-- PROBLEM TO SOLVE --
Collect all lines from the listing that include the string "サウンドプロファイル".

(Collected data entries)
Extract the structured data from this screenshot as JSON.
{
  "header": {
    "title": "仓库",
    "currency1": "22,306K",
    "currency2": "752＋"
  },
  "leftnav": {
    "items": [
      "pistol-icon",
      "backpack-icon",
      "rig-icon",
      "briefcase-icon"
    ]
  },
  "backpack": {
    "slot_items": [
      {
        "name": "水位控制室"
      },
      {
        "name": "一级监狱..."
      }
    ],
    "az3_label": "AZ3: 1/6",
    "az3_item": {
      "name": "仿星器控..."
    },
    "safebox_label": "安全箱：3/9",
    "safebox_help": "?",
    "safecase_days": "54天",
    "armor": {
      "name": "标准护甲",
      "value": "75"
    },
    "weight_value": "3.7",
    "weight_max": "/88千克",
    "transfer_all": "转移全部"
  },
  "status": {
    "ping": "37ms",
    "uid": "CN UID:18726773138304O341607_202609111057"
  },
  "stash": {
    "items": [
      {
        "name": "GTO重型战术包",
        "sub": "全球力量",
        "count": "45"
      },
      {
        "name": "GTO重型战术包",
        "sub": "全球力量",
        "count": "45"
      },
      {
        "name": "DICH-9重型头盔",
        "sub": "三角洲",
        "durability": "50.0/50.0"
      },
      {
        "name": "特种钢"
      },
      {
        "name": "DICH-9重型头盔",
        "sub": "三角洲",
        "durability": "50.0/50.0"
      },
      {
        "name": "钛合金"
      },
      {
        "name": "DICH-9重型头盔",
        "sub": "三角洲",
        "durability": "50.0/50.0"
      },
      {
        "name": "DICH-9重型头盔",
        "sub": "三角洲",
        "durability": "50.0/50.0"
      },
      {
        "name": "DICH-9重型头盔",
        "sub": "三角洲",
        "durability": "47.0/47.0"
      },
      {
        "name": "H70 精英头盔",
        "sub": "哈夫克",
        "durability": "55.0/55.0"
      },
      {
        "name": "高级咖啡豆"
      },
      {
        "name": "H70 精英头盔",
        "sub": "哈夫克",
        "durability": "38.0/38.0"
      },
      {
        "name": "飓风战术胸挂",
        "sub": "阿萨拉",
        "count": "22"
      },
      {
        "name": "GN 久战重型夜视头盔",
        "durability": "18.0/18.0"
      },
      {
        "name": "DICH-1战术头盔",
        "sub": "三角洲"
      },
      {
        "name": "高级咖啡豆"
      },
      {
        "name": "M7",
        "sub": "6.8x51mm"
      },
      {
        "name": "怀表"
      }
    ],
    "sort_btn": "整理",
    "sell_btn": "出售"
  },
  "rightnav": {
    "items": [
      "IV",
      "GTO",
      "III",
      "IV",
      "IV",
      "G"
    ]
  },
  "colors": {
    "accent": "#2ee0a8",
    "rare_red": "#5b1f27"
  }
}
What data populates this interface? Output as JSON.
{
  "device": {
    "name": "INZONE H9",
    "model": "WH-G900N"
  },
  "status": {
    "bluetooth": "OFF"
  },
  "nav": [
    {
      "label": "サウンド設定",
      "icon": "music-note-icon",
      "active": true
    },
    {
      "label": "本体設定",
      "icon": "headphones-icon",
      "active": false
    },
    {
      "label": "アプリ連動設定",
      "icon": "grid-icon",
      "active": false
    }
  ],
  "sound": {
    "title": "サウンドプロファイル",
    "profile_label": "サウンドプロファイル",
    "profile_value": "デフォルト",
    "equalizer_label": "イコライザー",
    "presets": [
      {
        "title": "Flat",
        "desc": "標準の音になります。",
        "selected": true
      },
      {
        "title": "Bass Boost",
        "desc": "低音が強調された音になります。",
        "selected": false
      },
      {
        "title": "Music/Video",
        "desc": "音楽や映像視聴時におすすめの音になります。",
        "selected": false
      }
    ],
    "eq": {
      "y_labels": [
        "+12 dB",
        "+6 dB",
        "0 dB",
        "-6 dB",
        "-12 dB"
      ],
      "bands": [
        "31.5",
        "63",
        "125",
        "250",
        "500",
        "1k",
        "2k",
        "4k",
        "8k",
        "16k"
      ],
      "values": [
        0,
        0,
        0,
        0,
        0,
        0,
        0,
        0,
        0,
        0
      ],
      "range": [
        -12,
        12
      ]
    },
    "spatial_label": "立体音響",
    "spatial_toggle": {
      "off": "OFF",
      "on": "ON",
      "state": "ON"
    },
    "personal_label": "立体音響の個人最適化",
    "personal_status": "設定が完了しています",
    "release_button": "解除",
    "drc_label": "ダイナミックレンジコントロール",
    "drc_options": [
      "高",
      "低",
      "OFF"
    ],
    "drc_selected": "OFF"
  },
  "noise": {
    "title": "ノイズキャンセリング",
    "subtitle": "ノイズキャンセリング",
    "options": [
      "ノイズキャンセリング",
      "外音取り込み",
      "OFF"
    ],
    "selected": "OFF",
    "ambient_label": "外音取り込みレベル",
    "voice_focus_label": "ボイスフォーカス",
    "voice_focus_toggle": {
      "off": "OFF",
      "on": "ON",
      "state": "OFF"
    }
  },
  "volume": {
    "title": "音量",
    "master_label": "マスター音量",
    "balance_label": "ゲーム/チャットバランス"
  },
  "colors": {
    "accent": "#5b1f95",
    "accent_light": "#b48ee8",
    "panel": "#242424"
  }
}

-- SOLUTION TO THE PROBLEM --
    "title": "サウンドプロファイル",
    "profile_label": "サウンドプロファイル",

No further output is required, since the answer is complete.